DIRECTIVE:
All of the records below should be output exactly.

TASK INPUTS:
★ ★ ★ ★

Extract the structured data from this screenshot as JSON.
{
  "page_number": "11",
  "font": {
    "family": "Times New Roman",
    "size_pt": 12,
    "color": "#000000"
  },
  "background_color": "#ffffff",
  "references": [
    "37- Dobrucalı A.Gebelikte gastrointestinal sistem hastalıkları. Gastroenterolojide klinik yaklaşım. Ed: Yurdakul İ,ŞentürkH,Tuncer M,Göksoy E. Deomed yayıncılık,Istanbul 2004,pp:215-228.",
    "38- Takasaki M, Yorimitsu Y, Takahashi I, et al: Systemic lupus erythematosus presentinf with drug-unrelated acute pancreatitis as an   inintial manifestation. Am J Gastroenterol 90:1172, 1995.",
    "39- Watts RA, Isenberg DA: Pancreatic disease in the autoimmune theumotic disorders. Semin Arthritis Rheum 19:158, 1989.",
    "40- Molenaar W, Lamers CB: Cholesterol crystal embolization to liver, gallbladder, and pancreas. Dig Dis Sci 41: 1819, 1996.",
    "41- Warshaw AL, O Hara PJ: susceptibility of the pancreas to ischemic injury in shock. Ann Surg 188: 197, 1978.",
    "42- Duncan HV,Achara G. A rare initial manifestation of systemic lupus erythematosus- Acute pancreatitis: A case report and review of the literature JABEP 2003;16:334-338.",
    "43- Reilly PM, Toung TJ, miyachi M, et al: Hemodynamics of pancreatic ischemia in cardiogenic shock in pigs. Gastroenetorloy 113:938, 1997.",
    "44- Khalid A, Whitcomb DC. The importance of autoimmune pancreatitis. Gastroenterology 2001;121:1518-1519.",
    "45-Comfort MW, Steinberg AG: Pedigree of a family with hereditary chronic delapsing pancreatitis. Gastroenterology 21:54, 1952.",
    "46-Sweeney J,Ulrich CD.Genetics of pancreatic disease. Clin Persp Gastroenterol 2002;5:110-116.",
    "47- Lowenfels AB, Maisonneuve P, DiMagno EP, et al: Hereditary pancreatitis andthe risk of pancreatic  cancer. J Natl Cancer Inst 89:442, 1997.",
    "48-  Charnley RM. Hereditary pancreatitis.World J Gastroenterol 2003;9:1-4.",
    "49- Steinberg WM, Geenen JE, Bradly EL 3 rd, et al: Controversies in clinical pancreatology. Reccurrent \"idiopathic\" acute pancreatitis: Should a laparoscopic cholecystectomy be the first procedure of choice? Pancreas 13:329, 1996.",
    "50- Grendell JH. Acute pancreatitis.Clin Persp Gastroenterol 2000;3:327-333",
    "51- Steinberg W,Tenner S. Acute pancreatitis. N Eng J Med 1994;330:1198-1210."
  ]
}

★ ★ ★ ★

RESULT FOR THIS TASK:
Extract the structured data from this screenshot as JSON.
{
  "page_number": "11",
  "font": {
    "family": "Times New Roman",
    "size_pt": 12,
    "color": "#000000"
  },
  "background_color": "#ffffff",
  "references": [
    "37- Dobrucalı A.Gebelikte gastrointestinal sistem hastalıkları. Gastroenterolojide klinik yaklaşım. Ed: Yurdakul İ,ŞentürkH,Tuncer M,Göksoy E. Deomed yayıncılık,Istanbul 2004,pp:215-228.",
    "38- Takasaki M, Yorimitsu Y, Takahashi I, et al: Systemic lupus erythematosus presentinf with drug-unrelated acute pancreatitis as an   inintial manifestation. Am J Gastroenterol 90:1172, 1995.",
    "39- Watts RA, Isenberg DA: Pancreatic disease in the autoimmune theumotic disorders. Semin Arthritis Rheum 19:158, 1989.",
    "40- Molenaar W, Lamers CB: Cholesterol crystal embolization to liver, gallbladder, and pancreas. Dig Dis Sci 41: 1819, 1996.",
    "41- Warshaw AL, O Hara PJ: susceptibility of the pancreas to ischemic injury in shock. Ann Surg 188: 197, 1978.",
    "42- Duncan HV,Achara G. A rare initial manifestation of systemic lupus erythematosus- Acute pancreatitis: A case report and review of the literature JABEP 2003;16:334-338.",
    "43- Reilly PM, Toung TJ, miyachi M, et al: Hemodynamics of pancreatic ischemia in cardiogenic shock in pigs. Gastroenetorloy 113:938, 1997.",
    "44- Khalid A, Whitcomb DC. The importance of autoimmune pancreatitis. Gastroenterology 2001;121:1518-1519.",
    "45-Comfort MW, Steinberg AG: Pedigree of a family with hereditary chronic delapsing pancreatitis. Gastroenterology 21:54, 1952.",
    "46-Sweeney J,Ulrich CD.Genetics of pancreatic disease. Clin Persp Gastroenterol 2002;5:110-116.",
    "47- Lowenfels AB, Maisonneuve P, DiMagno EP, et al: Hereditary pancreatitis andthe risk of pancreatic  cancer. J Natl Cancer Inst 89:442, 1997.",
    "48-  Charnley RM. Hereditary pancreatitis.World J Gastroenterol 2003;9:1-4.",
    "49- Steinberg WM, Geenen JE, Bradly EL 3 rd, et al: Controversies in clinical pancreatology. Reccurrent \"idiopathic\" acute pancreatitis: Should a laparoscopic cholecystectomy be the first procedure of choice? Pancreas 13:329, 1996.",
    "50- Grendell JH. Acute pancreatitis.Clin Persp Gastroenterol 2000;3:327-333",
    "51- Steinberg W,Tenner S. Acute pancreatitis. N Eng J Med 1994;330:1198-1210."
  ]
}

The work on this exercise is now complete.